-- What is needed --
From the entries below, extract every line that includes the word "style".

-- Records for this task --
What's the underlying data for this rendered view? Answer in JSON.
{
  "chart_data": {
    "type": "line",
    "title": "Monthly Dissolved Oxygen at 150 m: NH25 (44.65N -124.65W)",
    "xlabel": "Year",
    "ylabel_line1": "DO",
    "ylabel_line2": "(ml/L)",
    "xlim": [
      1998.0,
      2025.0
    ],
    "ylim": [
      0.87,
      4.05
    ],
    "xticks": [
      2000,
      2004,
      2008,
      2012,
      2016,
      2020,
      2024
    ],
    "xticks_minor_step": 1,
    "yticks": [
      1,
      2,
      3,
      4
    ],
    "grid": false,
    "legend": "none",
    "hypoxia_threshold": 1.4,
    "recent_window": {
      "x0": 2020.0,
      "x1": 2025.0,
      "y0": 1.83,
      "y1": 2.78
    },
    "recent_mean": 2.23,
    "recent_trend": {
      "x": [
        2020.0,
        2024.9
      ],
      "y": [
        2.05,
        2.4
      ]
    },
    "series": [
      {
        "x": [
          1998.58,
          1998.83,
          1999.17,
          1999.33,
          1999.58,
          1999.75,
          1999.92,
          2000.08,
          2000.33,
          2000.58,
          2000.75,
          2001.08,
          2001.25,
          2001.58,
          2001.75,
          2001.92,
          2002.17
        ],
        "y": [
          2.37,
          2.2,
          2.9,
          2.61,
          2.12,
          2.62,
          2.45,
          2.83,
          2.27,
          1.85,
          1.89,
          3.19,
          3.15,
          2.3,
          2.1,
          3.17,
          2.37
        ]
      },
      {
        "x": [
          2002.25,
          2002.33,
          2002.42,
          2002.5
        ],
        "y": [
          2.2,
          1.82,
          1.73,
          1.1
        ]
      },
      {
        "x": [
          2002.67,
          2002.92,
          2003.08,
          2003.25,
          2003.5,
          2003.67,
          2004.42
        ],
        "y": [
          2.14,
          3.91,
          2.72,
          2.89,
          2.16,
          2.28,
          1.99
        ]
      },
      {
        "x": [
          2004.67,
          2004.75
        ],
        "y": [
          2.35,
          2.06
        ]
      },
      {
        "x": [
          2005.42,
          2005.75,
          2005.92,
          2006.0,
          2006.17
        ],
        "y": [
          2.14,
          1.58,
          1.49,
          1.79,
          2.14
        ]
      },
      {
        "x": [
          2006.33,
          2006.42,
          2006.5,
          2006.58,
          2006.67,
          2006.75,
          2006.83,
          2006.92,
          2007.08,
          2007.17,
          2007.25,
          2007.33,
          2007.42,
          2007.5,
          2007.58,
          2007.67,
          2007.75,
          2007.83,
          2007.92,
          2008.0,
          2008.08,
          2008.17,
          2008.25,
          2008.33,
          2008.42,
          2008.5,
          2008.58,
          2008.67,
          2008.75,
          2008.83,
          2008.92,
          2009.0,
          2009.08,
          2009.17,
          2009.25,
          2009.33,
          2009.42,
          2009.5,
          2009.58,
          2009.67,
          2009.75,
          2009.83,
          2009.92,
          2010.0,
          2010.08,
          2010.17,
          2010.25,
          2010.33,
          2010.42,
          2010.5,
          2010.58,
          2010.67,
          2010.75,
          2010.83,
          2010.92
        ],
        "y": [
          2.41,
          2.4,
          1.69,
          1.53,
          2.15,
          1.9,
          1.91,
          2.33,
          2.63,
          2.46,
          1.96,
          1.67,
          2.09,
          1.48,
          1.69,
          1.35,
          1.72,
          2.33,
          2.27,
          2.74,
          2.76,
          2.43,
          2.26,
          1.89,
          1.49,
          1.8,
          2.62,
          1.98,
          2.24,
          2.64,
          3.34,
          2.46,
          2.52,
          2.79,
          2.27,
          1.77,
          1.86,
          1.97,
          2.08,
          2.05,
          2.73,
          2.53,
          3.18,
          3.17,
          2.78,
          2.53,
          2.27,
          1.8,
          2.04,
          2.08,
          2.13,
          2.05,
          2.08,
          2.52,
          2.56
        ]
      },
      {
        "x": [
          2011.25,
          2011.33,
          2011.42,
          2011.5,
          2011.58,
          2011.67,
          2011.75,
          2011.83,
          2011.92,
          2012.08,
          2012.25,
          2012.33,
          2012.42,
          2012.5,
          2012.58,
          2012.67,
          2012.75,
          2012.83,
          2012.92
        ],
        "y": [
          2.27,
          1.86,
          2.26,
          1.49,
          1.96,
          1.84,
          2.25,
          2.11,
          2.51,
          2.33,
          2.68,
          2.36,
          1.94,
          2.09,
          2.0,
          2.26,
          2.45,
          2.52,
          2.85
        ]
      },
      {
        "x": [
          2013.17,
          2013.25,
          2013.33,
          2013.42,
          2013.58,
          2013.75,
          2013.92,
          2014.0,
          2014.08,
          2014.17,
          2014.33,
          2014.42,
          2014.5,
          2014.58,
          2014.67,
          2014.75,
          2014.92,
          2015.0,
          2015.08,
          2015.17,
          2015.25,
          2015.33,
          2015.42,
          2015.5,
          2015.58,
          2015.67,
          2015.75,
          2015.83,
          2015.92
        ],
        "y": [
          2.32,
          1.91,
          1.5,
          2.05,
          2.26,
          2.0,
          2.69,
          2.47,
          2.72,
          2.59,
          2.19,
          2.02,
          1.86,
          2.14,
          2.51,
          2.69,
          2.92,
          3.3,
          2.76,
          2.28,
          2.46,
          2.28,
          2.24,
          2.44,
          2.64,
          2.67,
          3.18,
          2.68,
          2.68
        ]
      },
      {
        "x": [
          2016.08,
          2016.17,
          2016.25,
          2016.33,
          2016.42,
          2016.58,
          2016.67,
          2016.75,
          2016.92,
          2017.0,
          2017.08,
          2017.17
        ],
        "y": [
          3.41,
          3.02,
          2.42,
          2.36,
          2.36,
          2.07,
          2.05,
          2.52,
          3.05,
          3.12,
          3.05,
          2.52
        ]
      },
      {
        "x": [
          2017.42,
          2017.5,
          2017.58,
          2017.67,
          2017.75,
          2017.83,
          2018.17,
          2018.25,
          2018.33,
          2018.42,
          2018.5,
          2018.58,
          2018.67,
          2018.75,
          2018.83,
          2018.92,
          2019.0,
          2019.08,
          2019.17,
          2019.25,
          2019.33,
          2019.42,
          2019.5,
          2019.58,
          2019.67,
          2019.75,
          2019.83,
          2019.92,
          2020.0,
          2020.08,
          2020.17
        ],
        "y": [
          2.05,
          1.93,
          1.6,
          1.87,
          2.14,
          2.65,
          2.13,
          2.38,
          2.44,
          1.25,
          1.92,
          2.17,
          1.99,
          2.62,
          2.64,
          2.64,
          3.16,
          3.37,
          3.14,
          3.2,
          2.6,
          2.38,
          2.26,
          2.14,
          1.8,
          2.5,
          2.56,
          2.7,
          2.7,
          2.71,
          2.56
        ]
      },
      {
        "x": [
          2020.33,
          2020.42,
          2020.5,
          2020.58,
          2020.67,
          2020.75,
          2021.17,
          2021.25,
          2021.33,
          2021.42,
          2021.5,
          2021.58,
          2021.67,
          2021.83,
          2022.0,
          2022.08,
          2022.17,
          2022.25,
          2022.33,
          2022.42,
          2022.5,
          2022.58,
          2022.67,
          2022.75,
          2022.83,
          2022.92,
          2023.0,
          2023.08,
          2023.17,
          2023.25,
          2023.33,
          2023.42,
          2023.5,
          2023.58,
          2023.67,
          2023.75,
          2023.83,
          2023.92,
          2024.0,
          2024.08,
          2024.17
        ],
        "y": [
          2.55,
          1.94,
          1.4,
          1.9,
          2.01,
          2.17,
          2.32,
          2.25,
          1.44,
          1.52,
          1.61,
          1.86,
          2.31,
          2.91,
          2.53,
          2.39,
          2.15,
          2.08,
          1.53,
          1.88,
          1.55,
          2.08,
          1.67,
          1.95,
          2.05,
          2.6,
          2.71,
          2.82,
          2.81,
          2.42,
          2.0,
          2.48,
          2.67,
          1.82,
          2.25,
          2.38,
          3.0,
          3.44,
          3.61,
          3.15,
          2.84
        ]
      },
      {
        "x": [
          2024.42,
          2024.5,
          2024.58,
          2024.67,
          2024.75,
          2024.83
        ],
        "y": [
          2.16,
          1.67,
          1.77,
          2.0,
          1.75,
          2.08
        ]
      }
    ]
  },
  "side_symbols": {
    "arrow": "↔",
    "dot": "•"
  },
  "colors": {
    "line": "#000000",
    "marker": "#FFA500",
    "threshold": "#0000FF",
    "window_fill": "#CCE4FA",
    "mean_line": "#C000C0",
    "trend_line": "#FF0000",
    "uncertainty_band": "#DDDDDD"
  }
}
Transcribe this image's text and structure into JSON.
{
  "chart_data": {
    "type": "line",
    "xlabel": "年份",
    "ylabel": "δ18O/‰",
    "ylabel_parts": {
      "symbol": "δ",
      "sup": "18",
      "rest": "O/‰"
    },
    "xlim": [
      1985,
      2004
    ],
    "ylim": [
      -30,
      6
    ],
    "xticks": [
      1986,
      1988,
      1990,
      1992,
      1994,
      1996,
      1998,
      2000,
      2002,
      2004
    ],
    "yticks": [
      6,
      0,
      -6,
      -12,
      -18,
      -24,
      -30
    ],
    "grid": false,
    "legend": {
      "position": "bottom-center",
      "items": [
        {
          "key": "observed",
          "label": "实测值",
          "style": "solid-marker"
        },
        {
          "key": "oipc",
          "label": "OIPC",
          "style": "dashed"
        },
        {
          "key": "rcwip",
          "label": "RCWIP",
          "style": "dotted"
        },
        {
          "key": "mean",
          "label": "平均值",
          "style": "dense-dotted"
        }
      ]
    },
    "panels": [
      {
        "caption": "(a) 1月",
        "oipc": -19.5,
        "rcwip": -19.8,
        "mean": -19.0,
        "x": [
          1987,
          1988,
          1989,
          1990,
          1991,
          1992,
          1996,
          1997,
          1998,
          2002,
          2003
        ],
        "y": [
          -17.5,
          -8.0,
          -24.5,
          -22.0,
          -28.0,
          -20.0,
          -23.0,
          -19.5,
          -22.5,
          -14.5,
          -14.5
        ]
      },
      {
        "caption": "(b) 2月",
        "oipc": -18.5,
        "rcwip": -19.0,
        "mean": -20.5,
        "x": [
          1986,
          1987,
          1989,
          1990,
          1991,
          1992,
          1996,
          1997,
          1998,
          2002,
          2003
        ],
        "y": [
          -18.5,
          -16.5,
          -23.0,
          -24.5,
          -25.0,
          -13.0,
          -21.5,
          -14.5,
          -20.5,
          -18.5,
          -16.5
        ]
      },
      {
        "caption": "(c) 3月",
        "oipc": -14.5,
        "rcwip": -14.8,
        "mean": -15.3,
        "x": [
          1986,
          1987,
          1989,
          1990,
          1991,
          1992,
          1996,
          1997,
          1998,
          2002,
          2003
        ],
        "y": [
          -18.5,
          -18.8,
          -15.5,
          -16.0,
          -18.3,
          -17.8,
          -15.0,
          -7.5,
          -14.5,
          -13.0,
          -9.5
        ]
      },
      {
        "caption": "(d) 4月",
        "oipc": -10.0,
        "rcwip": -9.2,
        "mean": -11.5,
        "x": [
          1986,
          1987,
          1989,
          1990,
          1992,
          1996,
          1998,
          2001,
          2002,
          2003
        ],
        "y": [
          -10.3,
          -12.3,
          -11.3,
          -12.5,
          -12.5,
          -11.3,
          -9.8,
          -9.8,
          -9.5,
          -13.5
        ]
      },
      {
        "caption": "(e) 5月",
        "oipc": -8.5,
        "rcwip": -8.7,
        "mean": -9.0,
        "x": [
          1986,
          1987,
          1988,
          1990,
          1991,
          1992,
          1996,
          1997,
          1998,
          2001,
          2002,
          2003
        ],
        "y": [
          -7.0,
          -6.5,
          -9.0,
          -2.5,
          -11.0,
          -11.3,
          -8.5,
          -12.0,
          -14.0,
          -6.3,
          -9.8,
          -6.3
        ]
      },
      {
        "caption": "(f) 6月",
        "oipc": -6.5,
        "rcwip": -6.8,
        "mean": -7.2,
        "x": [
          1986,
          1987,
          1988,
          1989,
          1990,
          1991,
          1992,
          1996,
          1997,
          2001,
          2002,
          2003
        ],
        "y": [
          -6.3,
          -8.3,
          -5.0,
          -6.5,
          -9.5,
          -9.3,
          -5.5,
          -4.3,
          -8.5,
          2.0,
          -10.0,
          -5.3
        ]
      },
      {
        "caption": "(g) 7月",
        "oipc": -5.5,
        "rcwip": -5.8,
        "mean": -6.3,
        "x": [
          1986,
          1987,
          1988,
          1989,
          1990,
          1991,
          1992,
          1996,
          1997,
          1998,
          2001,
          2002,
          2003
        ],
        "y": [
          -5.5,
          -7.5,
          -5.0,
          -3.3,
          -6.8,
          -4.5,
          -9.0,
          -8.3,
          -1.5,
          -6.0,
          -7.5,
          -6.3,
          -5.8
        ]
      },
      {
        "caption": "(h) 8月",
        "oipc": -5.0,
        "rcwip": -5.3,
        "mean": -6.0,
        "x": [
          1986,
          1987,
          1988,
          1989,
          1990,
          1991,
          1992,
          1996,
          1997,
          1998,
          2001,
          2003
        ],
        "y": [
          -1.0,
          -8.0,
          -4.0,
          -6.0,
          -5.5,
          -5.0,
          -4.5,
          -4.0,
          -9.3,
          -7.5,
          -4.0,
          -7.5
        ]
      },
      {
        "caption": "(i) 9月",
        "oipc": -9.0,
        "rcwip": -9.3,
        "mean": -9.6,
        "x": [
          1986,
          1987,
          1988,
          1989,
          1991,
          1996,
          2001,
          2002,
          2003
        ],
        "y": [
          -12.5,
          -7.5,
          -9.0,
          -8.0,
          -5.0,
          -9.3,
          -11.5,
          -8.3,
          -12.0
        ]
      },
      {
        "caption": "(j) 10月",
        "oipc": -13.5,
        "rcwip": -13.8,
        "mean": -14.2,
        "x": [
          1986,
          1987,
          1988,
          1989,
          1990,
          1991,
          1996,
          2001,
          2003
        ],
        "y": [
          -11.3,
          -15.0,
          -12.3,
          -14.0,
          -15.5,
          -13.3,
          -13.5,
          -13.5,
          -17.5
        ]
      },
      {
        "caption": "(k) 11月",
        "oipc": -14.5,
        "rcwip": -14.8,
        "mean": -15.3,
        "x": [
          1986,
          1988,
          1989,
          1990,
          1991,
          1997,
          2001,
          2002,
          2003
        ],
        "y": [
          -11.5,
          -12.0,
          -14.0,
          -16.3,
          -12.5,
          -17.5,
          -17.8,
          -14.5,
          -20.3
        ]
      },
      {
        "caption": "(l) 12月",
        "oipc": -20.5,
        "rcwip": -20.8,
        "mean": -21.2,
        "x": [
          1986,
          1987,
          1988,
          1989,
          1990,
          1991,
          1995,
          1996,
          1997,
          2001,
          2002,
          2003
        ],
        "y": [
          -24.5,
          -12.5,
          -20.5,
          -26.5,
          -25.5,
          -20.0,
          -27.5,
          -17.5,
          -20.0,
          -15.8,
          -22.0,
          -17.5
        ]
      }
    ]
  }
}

-- Result for this exercise --
          "style": "solid-marker"
          "style": "dashed"
          "style": "dotted"
          "style": "dense-dotted"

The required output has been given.